Task. Every line in the listing is to be echoed verbatim.

(Extracted records)
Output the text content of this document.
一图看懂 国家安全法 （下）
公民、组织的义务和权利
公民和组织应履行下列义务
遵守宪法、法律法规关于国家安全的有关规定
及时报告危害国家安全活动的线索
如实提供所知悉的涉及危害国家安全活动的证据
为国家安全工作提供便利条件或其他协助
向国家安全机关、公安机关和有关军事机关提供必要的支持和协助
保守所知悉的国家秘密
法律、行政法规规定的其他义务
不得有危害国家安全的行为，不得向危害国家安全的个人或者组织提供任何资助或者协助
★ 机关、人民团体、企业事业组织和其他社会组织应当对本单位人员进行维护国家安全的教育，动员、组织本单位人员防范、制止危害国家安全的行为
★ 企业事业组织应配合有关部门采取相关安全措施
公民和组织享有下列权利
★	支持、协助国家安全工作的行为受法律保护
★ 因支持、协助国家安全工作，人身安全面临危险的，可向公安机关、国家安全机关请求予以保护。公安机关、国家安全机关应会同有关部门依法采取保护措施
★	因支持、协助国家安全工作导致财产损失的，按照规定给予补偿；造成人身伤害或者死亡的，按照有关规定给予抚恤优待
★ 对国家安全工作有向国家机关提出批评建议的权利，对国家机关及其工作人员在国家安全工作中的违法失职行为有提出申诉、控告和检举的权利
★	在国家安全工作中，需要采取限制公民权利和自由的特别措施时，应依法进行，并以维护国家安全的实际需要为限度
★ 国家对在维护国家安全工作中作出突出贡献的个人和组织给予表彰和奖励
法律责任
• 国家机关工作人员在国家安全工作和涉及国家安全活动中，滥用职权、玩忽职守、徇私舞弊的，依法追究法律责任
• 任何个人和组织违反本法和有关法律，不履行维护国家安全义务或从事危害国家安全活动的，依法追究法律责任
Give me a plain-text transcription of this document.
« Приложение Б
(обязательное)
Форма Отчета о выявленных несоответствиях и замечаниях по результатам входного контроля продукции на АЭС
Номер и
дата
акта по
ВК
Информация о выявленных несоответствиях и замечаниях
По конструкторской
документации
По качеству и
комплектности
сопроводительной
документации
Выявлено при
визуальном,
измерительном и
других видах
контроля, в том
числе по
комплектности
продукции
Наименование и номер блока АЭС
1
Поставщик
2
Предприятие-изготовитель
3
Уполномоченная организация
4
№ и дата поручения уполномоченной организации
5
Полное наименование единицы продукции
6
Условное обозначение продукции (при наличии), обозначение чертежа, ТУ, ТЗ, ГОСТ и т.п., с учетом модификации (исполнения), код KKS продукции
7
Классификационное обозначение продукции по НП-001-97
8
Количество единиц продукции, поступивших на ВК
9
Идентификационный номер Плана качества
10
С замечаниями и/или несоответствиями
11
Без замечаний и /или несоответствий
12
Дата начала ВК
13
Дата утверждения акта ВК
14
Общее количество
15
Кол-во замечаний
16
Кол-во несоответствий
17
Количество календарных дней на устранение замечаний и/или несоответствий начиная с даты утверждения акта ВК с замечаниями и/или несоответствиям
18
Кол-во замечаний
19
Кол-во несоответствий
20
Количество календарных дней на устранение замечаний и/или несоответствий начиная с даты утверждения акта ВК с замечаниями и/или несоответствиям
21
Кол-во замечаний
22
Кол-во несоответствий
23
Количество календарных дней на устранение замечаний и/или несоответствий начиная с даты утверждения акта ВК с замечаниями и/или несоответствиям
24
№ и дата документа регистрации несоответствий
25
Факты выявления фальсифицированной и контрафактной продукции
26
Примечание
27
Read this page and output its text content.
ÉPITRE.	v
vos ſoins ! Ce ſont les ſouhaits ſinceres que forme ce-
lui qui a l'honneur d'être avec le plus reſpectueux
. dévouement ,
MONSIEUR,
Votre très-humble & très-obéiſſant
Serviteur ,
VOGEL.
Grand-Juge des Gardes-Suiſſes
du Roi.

Response to the exercise.
Output the text content of this document.
一图看懂 国家安全法 （下）
公民、组织的义务和权利
公民和组织应履行下列义务
遵守宪法、法律法规关于国家安全的有关规定
及时报告危害国家安全活动的线索
如实提供所知悉的涉及危害国家安全活动的证据
为国家安全工作提供便利条件或其他协助
向国家安全机关、公安机关和有关军事机关提供必要的支持和协助
保守所知悉的国家秘密
法律、行政法规规定的其他义务
不得有危害国家安全的行为，不得向危害国家安全的个人或者组织提供任何资助或者协助
★ 机关、人民团体、企业事业组织和其他社会组织应当对本单位人员进行维护国家安全的教育，动员、组织本单位人员防范、制止危害国家安全的行为
★ 企业事业组织应配合有关部门采取相关安全措施
公民和组织享有下列权利
★	支持、协助国家安全工作的行为受法律保护
★ 因支持、协助国家安全工作，人身安全面临危险的，可向公安机关、国家安全机关请求予以保护。公安机关、国家安全机关应会同有关部门依法采取保护措施
★	因支持、协助国家安全工作导致财产损失的，按照规定给予补偿；造成人身伤害或者死亡的，按照有关规定给予抚恤优待
★ 对国家安全工作有向国家机关提出批评建议的权利，对国家机关及其工作人员在国家安全工作中的违法失职行为有提出申诉、控告和检举的权利
★	在国家安全工作中，需要采取限制公民权利和自由的特别措施时，应依法进行，并以维护国家安全的实际需要为限度
★ 国家对在维护国家安全工作中作出突出贡献的个人和组织给予表彰和奖励
法律责任
• 国家机关工作人员在国家安全工作和涉及国家安全活动中，滥用职权、玩忽职守、徇私舞弊的，依法追究法律责任
• 任何个人和组织违反本法和有关法律，不履行维护国家安全义务或从事危害国家安全活动的，依法追究法律责任
Give me a plain-text transcription of this document.
« Приложение Б
(обязательное)
Форма Отчета о выявленных несоответствиях и замечаниях по результатам входного контроля продукции на АЭС
Номер и
дата
акта по
ВК
Информация о выявленных несоответствиях и замечаниях
По конструкторской
документации
По качеству и
комплектности
сопроводительной
документации
Выявлено при
визуальном,
измерительном и
других видах
контроля, в том
числе по
комплектности
продукции
Наименование и номер блока АЭС
1
Поставщик
2
Предприятие-изготовитель
3
Уполномоченная организация
4
№ и дата поручения уполномоченной организации
5
Полное наименование единицы продукции
6
Условное обозначение продукции (при наличии), обозначение чертежа, ТУ, ТЗ, ГОСТ и т.п., с учетом модификации (исполнения), код KKS продукции
7
Классификационное обозначение продукции по НП-001-97
8
Количество единиц продукции, поступивших на ВК
9
Идентификационный номер Плана качества
10
С замечаниями и/или несоответствиями
11
Без замечаний и /или несоответствий
12
Дата начала ВК
13
Дата утверждения акта ВК
14
Общее количество
15
Кол-во замечаний
16
Кол-во несоответствий
17
Количество календарных дней на устранение замечаний и/или несоответствий начиная с даты утверждения акта ВК с замечаниями и/или несоответствиям
18
Кол-во замечаний
19
Кол-во несоответствий
20
Количество календарных дней на устранение замечаний и/или несоответствий начиная с даты утверждения акта ВК с замечаниями и/или несоответствиям
21
Кол-во замечаний
22
Кол-во несоответствий
23
Количество календарных дней на устранение замечаний и/или несоответствий начиная с даты утверждения акта ВК с замечаниями и/или несоответствиям
24
№ и дата документа регистрации несоответствий
25
Факты выявления фальсифицированной и контрафактной продукции
26
Примечание
27
Read this page and output its text content.
ÉPITRE.	v
vos ſoins ! Ce ſont les ſouhaits ſinceres que forme ce-
lui qui a l'honneur d'être avec le plus reſpectueux
. dévouement ,
MONSIEUR,
Votre très-humble & très-obéiſſant
Serviteur ,
VOGEL.
Grand-Juge des Gardes-Suiſſes
du Roi.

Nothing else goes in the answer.